══ EXERCISE INPUTS ══

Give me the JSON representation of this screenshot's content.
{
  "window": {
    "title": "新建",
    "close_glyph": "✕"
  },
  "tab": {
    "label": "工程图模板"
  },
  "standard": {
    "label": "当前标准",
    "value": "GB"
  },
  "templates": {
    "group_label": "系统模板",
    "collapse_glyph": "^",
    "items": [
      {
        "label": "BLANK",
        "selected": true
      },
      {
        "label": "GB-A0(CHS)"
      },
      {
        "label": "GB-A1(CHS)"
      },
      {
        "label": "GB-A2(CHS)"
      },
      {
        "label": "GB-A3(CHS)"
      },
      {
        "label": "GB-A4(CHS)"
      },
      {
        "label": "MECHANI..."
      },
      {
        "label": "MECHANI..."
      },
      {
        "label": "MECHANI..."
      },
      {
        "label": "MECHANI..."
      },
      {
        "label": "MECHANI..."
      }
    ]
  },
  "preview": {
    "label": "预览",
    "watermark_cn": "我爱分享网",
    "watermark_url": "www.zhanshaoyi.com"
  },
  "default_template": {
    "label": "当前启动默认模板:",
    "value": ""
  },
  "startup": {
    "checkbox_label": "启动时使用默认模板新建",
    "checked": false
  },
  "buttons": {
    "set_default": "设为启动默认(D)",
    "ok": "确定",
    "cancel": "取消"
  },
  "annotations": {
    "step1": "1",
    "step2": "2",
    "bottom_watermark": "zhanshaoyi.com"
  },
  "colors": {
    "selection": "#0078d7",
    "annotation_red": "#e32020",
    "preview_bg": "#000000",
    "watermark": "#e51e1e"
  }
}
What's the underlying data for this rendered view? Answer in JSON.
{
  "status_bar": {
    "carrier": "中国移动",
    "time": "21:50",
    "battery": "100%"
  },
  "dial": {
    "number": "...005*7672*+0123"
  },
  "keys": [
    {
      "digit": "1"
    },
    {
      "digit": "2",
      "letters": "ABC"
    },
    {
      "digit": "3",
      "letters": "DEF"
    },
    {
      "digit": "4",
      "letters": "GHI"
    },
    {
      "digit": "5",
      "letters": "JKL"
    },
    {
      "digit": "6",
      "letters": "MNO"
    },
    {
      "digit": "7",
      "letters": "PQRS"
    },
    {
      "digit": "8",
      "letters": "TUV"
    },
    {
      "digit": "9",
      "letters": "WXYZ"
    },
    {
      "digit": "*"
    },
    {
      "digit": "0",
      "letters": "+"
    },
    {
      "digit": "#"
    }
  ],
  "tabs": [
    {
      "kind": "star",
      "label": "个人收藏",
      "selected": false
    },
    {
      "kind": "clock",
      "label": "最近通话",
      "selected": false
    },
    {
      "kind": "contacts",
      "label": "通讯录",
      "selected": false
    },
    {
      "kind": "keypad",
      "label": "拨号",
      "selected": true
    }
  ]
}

═══

SET EXERCISE>
All lines holding the word "zhanshaoyi" should be picked out and copied.

RESPONSE TO THIS EXERCISE>
    "watermark_url": "www.zhanshaoyi.com"
    "bottom_watermark": "zhanshaoyi.com"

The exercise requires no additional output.